=== What the exercise asks ===
Copy out each line below that has the word "παράθυρο" in it.

=== Material shown ===
○ ○ ○ ○ ○

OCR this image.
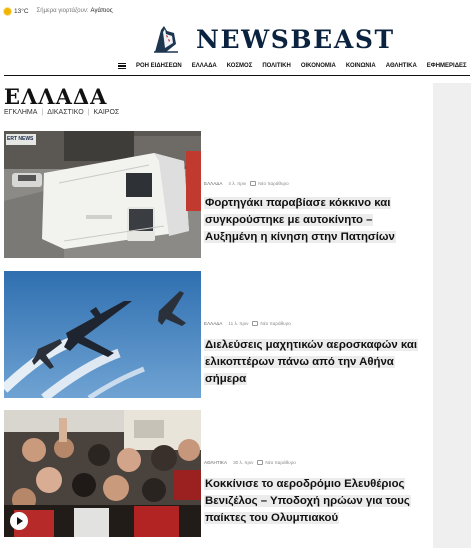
13°C Σήμερα γιορτάζουν: Αγάπιος
NEWSBEAST
ΡΟΗ ΕΙΔΗΣΕΩΝ ΕΛΛΑΔΑ ΚΟΣΜΟΣ ΠΟΛΙΤΙΚΗ ΟΙΚΟΝΟΜΙΑ ΚΟΙΝΩΝΙΑ ΑΘΛΗΤΙΚΑ ΕΦΗΜΕΡΙΔΕΣ
ΕΛΛΑΔΑ
ΕΓΚΛΗΜΑ | ΔΙΚΑΣΤΙΚΟ | ΚΑΙΡΟΣ
ERT NEWS
ΕΛΛΑΔΑ 4 λ. πριν	Νέο παράθυρο
Φορτηγάκι παραβίασε κόκκινο και συγκρούστηκε με αυτοκίνητο – Αυξημένη η κίνηση στην Πατησίων
ΕΛΛΑΔΑ 11 λ. πριν	Νέο παράθυρο
Διελεύσεις μαχητικών αεροσκαφών και ελικοπτέρων πάνω από την Αθήνα σήμερα
ΑΘΛΗΤΙΚΑ 30 λ. πριν	Νέο παράθυρο
Κοκκίνισε το αεροδρόμιο Ελευθέριος Βενιζέλος – Υποδοχή ηρώων για τους παίκτες του Ολυμπιακού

○ ○ ○ ○ ○

=== Answer to this exercise ===
ΕΛΛΑΔΑ 4 λ. πριν	Νέο παράθυρο
ΕΛΛΑΔΑ 11 λ. πριν	Νέο παράθυρο
ΑΘΛΗΤΙΚΑ 30 λ. πριν	Νέο παράθυρο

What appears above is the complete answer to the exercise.